How many of the lines below include "Шүүхийн"? Give the number and no other words.

--- start THE INPUT ---

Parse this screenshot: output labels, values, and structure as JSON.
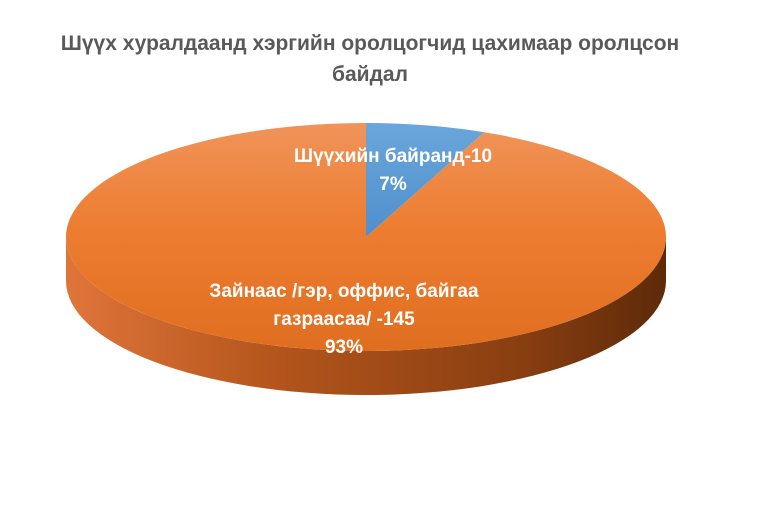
{
  "colors": {
    "slice_1": "#5B9BD5",
    "slice_2": "#ED7D31",
    "title": "#595959",
    "label": "#FFFFFF"
  },
  "chart_data": {
    "type": "pie",
    "style": "3d",
    "title": "Шүүх хуралдаанд хэргийн оролцогчид цахимаар оролцсон байдал",
    "categories": [
      "Шүүхийн байранд",
      "Зайнаас /гэр, оффис, байгаа газраасаа/"
    ],
    "values": [
      10,
      145
    ],
    "percent_labels": [
      "7%",
      "93%"
    ],
    "data_labels": [
      {
        "lines": [
          "Шүүхийн байранд-10",
          "7%"
        ]
      },
      {
        "lines": [
          "Зайнаас /гэр, оффис, байгаа",
          "газраасаа/ -145",
          "93%"
        ]
      }
    ],
    "legend": "none"
  }
}
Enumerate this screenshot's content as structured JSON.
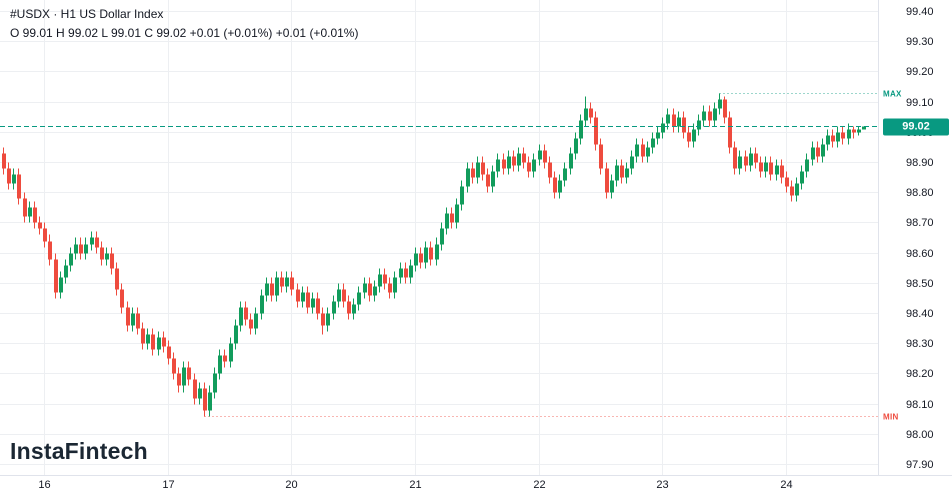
{
  "header": {
    "symbol_line": "#USDX · H1 US Dollar Index",
    "ohlc_line": "O 99.01 H 99.02 L 99.01 C 99.02 +0.01 (+0.01%) +0.01 (+0.01%)"
  },
  "watermark": "InstaFintech",
  "markers": {
    "max_label": "MAX",
    "min_label": "MIN"
  },
  "price_axis": {
    "current_price": "99.02"
  },
  "colors": {
    "up": "#129c5c",
    "down": "#ee4b3e",
    "grid": "#edeff2",
    "price_line": "#089981",
    "badge_bg": "#089981",
    "max_text": "#089981",
    "min_text": "#ee4b3e",
    "axis_text": "#131722"
  },
  "chart_data": {
    "type": "candlestick",
    "symbol": "#USDX",
    "timeframe": "H1",
    "title": "US Dollar Index",
    "y_tick_labels": [
      "99.40",
      "99.30",
      "99.20",
      "99.10",
      "99.00",
      "98.90",
      "98.80",
      "98.70",
      "98.60",
      "98.50",
      "98.40",
      "98.30",
      "98.20",
      "98.10",
      "98.00",
      "97.90"
    ],
    "x_ticks": {
      "labels": [
        "16",
        "17",
        "20",
        "21",
        "22",
        "23",
        "24"
      ],
      "indices": [
        8,
        32,
        56,
        80,
        104,
        128,
        152
      ]
    },
    "ylim": [
      97.86,
      99.44
    ],
    "last_price": 99.02,
    "last_candle": {
      "open": 99.01,
      "high": 99.02,
      "low": 99.01,
      "close": 99.02,
      "change": "+0.01",
      "change_percent": "+0.01%"
    },
    "period_high": 99.13,
    "period_low": 98.06,
    "candles_ohlc": [
      [
        98.93,
        98.95,
        98.86,
        98.88
      ],
      [
        98.88,
        98.9,
        98.81,
        98.83
      ],
      [
        98.83,
        98.88,
        98.81,
        98.86
      ],
      [
        98.86,
        98.88,
        98.76,
        98.78
      ],
      [
        98.78,
        98.8,
        98.7,
        98.72
      ],
      [
        98.72,
        98.77,
        98.7,
        98.75
      ],
      [
        98.75,
        98.77,
        98.68,
        98.7
      ],
      [
        98.7,
        98.72,
        98.66,
        98.68
      ],
      [
        98.68,
        98.7,
        98.62,
        98.64
      ],
      [
        98.64,
        98.66,
        98.56,
        98.58
      ],
      [
        98.58,
        98.6,
        98.45,
        98.47
      ],
      [
        98.47,
        98.54,
        98.45,
        98.52
      ],
      [
        98.52,
        98.58,
        98.5,
        98.56
      ],
      [
        98.56,
        98.62,
        98.54,
        98.6
      ],
      [
        98.6,
        98.65,
        98.58,
        98.63
      ],
      [
        98.63,
        98.65,
        98.58,
        98.6
      ],
      [
        98.6,
        98.65,
        98.58,
        98.63
      ],
      [
        98.63,
        98.67,
        98.61,
        98.65
      ],
      [
        98.65,
        98.67,
        98.6,
        98.62
      ],
      [
        98.62,
        98.64,
        98.56,
        98.58
      ],
      [
        98.58,
        98.62,
        98.56,
        98.6
      ],
      [
        98.6,
        98.62,
        98.53,
        98.55
      ],
      [
        98.55,
        98.57,
        98.46,
        98.48
      ],
      [
        98.48,
        98.5,
        98.4,
        98.42
      ],
      [
        98.42,
        98.44,
        98.34,
        98.36
      ],
      [
        98.36,
        98.42,
        98.34,
        98.4
      ],
      [
        98.4,
        98.42,
        98.33,
        98.35
      ],
      [
        98.35,
        98.37,
        98.28,
        98.3
      ],
      [
        98.3,
        98.35,
        98.28,
        98.33
      ],
      [
        98.33,
        98.35,
        98.26,
        98.28
      ],
      [
        98.28,
        98.34,
        98.26,
        98.32
      ],
      [
        98.32,
        98.34,
        98.27,
        98.29
      ],
      [
        98.29,
        98.31,
        98.23,
        98.25
      ],
      [
        98.25,
        98.27,
        98.18,
        98.2
      ],
      [
        98.2,
        98.22,
        98.14,
        98.16
      ],
      [
        98.16,
        98.24,
        98.14,
        98.22
      ],
      [
        98.22,
        98.24,
        98.16,
        98.18
      ],
      [
        98.18,
        98.2,
        98.1,
        98.12
      ],
      [
        98.12,
        98.17,
        98.1,
        98.15
      ],
      [
        98.15,
        98.17,
        98.06,
        98.08
      ],
      [
        98.08,
        98.16,
        98.06,
        98.14
      ],
      [
        98.14,
        98.22,
        98.12,
        98.2
      ],
      [
        98.2,
        98.28,
        98.18,
        98.26
      ],
      [
        98.26,
        98.28,
        98.22,
        98.24
      ],
      [
        98.24,
        98.32,
        98.22,
        98.3
      ],
      [
        98.3,
        98.38,
        98.28,
        98.36
      ],
      [
        98.36,
        98.44,
        98.34,
        98.42
      ],
      [
        98.42,
        98.44,
        98.36,
        98.38
      ],
      [
        98.38,
        98.4,
        98.33,
        98.35
      ],
      [
        98.35,
        98.42,
        98.33,
        98.4
      ],
      [
        98.4,
        98.48,
        98.38,
        98.46
      ],
      [
        98.46,
        98.52,
        98.44,
        98.5
      ],
      [
        98.5,
        98.52,
        98.44,
        98.46
      ],
      [
        98.46,
        98.54,
        98.44,
        98.52
      ],
      [
        98.52,
        98.54,
        98.47,
        98.49
      ],
      [
        98.49,
        98.54,
        98.47,
        98.52
      ],
      [
        98.52,
        98.54,
        98.46,
        98.48
      ],
      [
        98.48,
        98.5,
        98.42,
        98.44
      ],
      [
        98.44,
        98.49,
        98.42,
        98.47
      ],
      [
        98.47,
        98.49,
        98.4,
        98.42
      ],
      [
        98.42,
        98.47,
        98.4,
        98.45
      ],
      [
        98.45,
        98.47,
        98.38,
        98.4
      ],
      [
        98.4,
        98.42,
        98.33,
        98.36
      ],
      [
        98.36,
        98.42,
        98.34,
        98.4
      ],
      [
        98.4,
        98.46,
        98.38,
        98.44
      ],
      [
        98.44,
        98.5,
        98.42,
        98.48
      ],
      [
        98.48,
        98.5,
        98.42,
        98.44
      ],
      [
        98.44,
        98.46,
        98.38,
        98.4
      ],
      [
        98.4,
        98.45,
        98.38,
        98.43
      ],
      [
        98.43,
        98.49,
        98.41,
        98.47
      ],
      [
        98.47,
        98.52,
        98.45,
        98.5
      ],
      [
        98.5,
        98.52,
        98.44,
        98.46
      ],
      [
        98.46,
        98.51,
        98.44,
        98.49
      ],
      [
        98.49,
        98.55,
        98.47,
        98.53
      ],
      [
        98.53,
        98.55,
        98.48,
        98.5
      ],
      [
        98.5,
        98.52,
        98.45,
        98.47
      ],
      [
        98.47,
        98.54,
        98.45,
        98.52
      ],
      [
        98.52,
        98.57,
        98.5,
        98.55
      ],
      [
        98.55,
        98.57,
        98.5,
        98.52
      ],
      [
        98.52,
        98.58,
        98.5,
        98.56
      ],
      [
        98.56,
        98.62,
        98.54,
        98.6
      ],
      [
        98.6,
        98.62,
        98.55,
        98.57
      ],
      [
        98.57,
        98.64,
        98.55,
        98.62
      ],
      [
        98.62,
        98.64,
        98.56,
        98.58
      ],
      [
        98.58,
        98.65,
        98.56,
        98.63
      ],
      [
        98.63,
        98.7,
        98.61,
        98.68
      ],
      [
        98.68,
        98.75,
        98.66,
        98.73
      ],
      [
        98.73,
        98.75,
        98.68,
        98.7
      ],
      [
        98.7,
        98.78,
        98.68,
        98.76
      ],
      [
        98.76,
        98.84,
        98.74,
        98.82
      ],
      [
        98.82,
        98.9,
        98.8,
        98.88
      ],
      [
        98.88,
        98.9,
        98.83,
        98.85
      ],
      [
        98.85,
        98.92,
        98.83,
        98.9
      ],
      [
        98.9,
        98.92,
        98.84,
        98.86
      ],
      [
        98.86,
        98.88,
        98.8,
        98.82
      ],
      [
        98.82,
        98.89,
        98.8,
        98.87
      ],
      [
        98.87,
        98.93,
        98.85,
        98.91
      ],
      [
        98.91,
        98.93,
        98.86,
        98.88
      ],
      [
        98.88,
        98.94,
        98.86,
        98.92
      ],
      [
        98.92,
        98.94,
        98.87,
        98.89
      ],
      [
        98.89,
        98.95,
        98.87,
        98.93
      ],
      [
        98.93,
        98.95,
        98.88,
        98.9
      ],
      [
        98.9,
        98.92,
        98.85,
        98.87
      ],
      [
        98.87,
        98.93,
        98.85,
        98.91
      ],
      [
        98.91,
        98.96,
        98.89,
        98.94
      ],
      [
        98.94,
        98.96,
        98.88,
        98.9
      ],
      [
        98.9,
        98.92,
        98.83,
        98.85
      ],
      [
        98.85,
        98.87,
        98.78,
        98.8
      ],
      [
        98.8,
        98.86,
        98.78,
        98.84
      ],
      [
        98.84,
        98.9,
        98.82,
        98.88
      ],
      [
        98.88,
        98.95,
        98.86,
        98.93
      ],
      [
        98.93,
        99.0,
        98.91,
        98.98
      ],
      [
        98.98,
        99.06,
        98.96,
        99.04
      ],
      [
        99.04,
        99.12,
        99.02,
        99.08
      ],
      [
        99.08,
        99.1,
        99.03,
        99.05
      ],
      [
        99.05,
        99.07,
        98.94,
        98.96
      ],
      [
        98.96,
        98.98,
        98.86,
        98.88
      ],
      [
        98.88,
        98.9,
        98.78,
        98.8
      ],
      [
        98.8,
        98.86,
        98.78,
        98.84
      ],
      [
        98.84,
        98.91,
        98.82,
        98.89
      ],
      [
        98.89,
        98.91,
        98.83,
        98.85
      ],
      [
        98.85,
        98.9,
        98.83,
        98.88
      ],
      [
        98.88,
        98.94,
        98.86,
        98.92
      ],
      [
        98.92,
        98.98,
        98.9,
        98.96
      ],
      [
        98.96,
        98.98,
        98.9,
        98.92
      ],
      [
        98.92,
        98.97,
        98.9,
        98.95
      ],
      [
        98.95,
        99.0,
        98.93,
        98.98
      ],
      [
        98.98,
        99.02,
        98.96,
        99.0
      ],
      [
        99.0,
        99.05,
        98.98,
        99.03
      ],
      [
        99.03,
        99.08,
        99.01,
        99.06
      ],
      [
        99.06,
        99.08,
        99.0,
        99.02
      ],
      [
        99.02,
        99.07,
        99.0,
        99.05
      ],
      [
        99.05,
        99.07,
        98.98,
        99.0
      ],
      [
        99.0,
        99.02,
        98.95,
        98.97
      ],
      [
        98.97,
        99.03,
        98.95,
        99.01
      ],
      [
        99.01,
        99.06,
        98.99,
        99.04
      ],
      [
        99.04,
        99.09,
        99.02,
        99.07
      ],
      [
        99.07,
        99.09,
        99.02,
        99.04
      ],
      [
        99.04,
        99.1,
        99.02,
        99.08
      ],
      [
        99.08,
        99.13,
        99.06,
        99.11
      ],
      [
        99.11,
        99.12,
        99.03,
        99.05
      ],
      [
        99.05,
        99.07,
        98.93,
        98.95
      ],
      [
        98.95,
        98.97,
        98.86,
        98.88
      ],
      [
        98.88,
        98.94,
        98.86,
        98.92
      ],
      [
        98.92,
        98.94,
        98.87,
        98.89
      ],
      [
        98.89,
        98.95,
        98.87,
        98.93
      ],
      [
        98.93,
        98.95,
        98.88,
        98.9
      ],
      [
        98.9,
        98.92,
        98.85,
        98.87
      ],
      [
        98.87,
        98.92,
        98.85,
        98.9
      ],
      [
        98.9,
        98.92,
        98.84,
        98.86
      ],
      [
        98.86,
        98.91,
        98.84,
        98.89
      ],
      [
        98.89,
        98.91,
        98.83,
        98.85
      ],
      [
        98.85,
        98.87,
        98.8,
        98.82
      ],
      [
        98.82,
        98.84,
        98.77,
        98.79
      ],
      [
        98.79,
        98.85,
        98.77,
        98.83
      ],
      [
        98.83,
        98.89,
        98.81,
        98.87
      ],
      [
        98.87,
        98.93,
        98.85,
        98.91
      ],
      [
        98.91,
        98.97,
        98.89,
        98.95
      ],
      [
        98.95,
        98.97,
        98.9,
        98.92
      ],
      [
        98.92,
        98.98,
        98.9,
        98.96
      ],
      [
        98.96,
        99.01,
        98.94,
        98.99
      ],
      [
        98.99,
        99.01,
        98.95,
        98.97
      ],
      [
        98.97,
        99.02,
        98.95,
        99.0
      ],
      [
        99.0,
        99.02,
        98.96,
        98.98
      ],
      [
        98.98,
        99.03,
        98.96,
        99.01
      ],
      [
        99.01,
        99.02,
        98.98,
        99.0
      ],
      [
        99.0,
        99.02,
        98.99,
        99.01
      ],
      [
        99.01,
        99.02,
        99.01,
        99.02
      ]
    ]
  }
}
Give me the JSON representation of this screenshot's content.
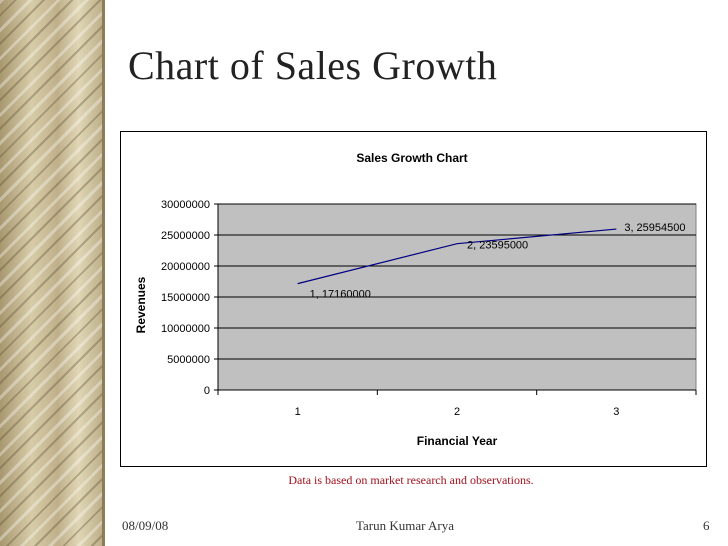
{
  "slide": {
    "title": "Chart of Sales Growth",
    "note": "Data is based on market research and observations.",
    "footer": {
      "date": "08/09/08",
      "author": "Tarun Kumar Arya",
      "page": "6"
    }
  },
  "chart_data": {
    "type": "line",
    "title": "Sales Growth Chart",
    "xlabel": "Financial Year",
    "ylabel": "Revenues",
    "categories": [
      "1",
      "2",
      "3"
    ],
    "series": [
      {
        "values": [
          17160000,
          23595000,
          25954500
        ]
      }
    ],
    "data_labels": [
      "1, 17160000",
      "2, 23595000",
      "3, 25954500"
    ],
    "ylim": [
      0,
      30000000
    ],
    "yticks": [
      "0",
      "5000000",
      "10000000",
      "15000000",
      "20000000",
      "25000000",
      "30000000"
    ],
    "grid": true,
    "legend": "none",
    "colors": {
      "plot_bg": "#c0c0c0",
      "line": "#000080",
      "grid": "#000000"
    }
  }
}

--- end THE INPUT ---

### RESULT OF THE EXERCISE
2